▶ [WRITTEN TASK]: Every record must appear in your copy exactly as written, with no pictures.

▶ [DATA SUPPLIED]:
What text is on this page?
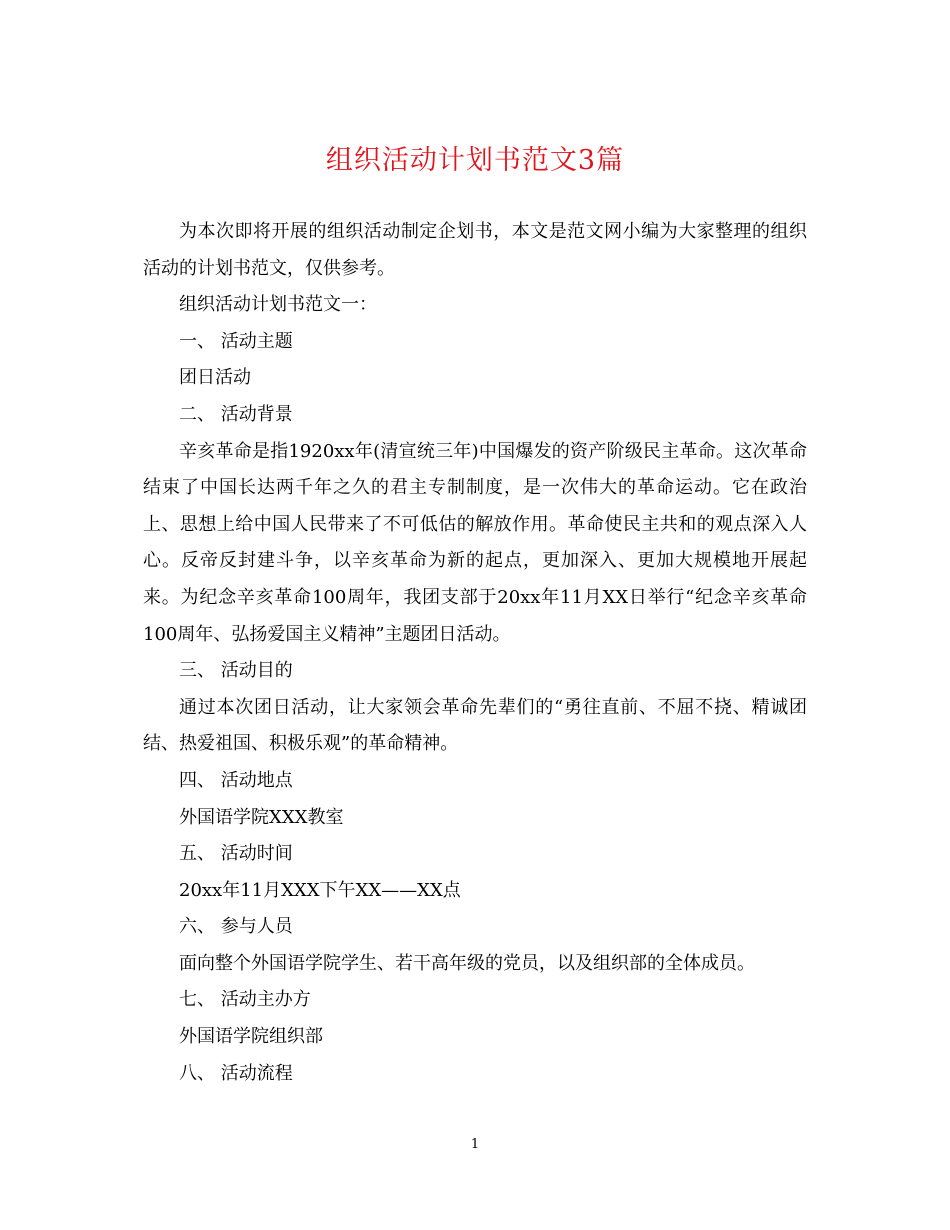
组织活动计划书范文3篇

为本次即将开展的组织活动制定企划书，本文是范文网小编为大家整理的组织活动的计划书范文，仅供参考。

组织活动计划书范文一：

一、 活动主题

团日活动

二、 活动背景

辛亥革命是指1920xx年(清宣统三年)中国爆发的资产阶级民主革命。这次革命结束了中国长达两千年之久的君主专制制度，是一次伟大的革命运动。它在政治上、思想上给中国人民带来了不可低估的解放作用。革命使民主共和的观点深入人心。反帝反封建斗争，以辛亥革命为新的起点，更加深入、更加大规模地开展起来。为纪念辛亥革命100周年，我团支部于20xx年11月XX日举行“纪念辛亥革命100周年、弘扬爱国主义精神”主题团日活动。

三、 活动目的

通过本次团日活动，让大家领会革命先辈们的“勇往直前、不屈不挠、精诚团结、热爱祖国、积极乐观”的革命精神。

四、 活动地点

外国语学院XXX教室

五、 活动时间

20xx年11月XXX下午XX——XX点

六、 参与人员

面向整个外国语学院学生、若干高年级的党员，以及组织部的全体成员。

七、 活动主办方

外国语学院组织部

八、 活动流程

1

▶ [RESULT OF THIS TASK]:
What text is on this page?
组织活动计划书范文3篇

为本次即将开展的组织活动制定企划书，本文是范文网小编为大家整理的组织活动的计划书范文，仅供参考。

组织活动计划书范文一：

一、 活动主题

团日活动

二、 活动背景

辛亥革命是指1920xx年(清宣统三年)中国爆发的资产阶级民主革命。这次革命结束了中国长达两千年之久的君主专制制度，是一次伟大的革命运动。它在政治上、思想上给中国人民带来了不可低估的解放作用。革命使民主共和的观点深入人心。反帝反封建斗争，以辛亥革命为新的起点，更加深入、更加大规模地开展起来。为纪念辛亥革命100周年，我团支部于20xx年11月XX日举行“纪念辛亥革命100周年、弘扬爱国主义精神”主题团日活动。

三、 活动目的

通过本次团日活动，让大家领会革命先辈们的“勇往直前、不屈不挠、精诚团结、热爱祖国、积极乐观”的革命精神。

四、 活动地点

外国语学院XXX教室

五、 活动时间

20xx年11月XXX下午XX——XX点

六、 参与人员

面向整个外国语学院学生、若干高年级的党员，以及组织部的全体成员。

七、 活动主办方

外国语学院组织部

八、 活动流程

1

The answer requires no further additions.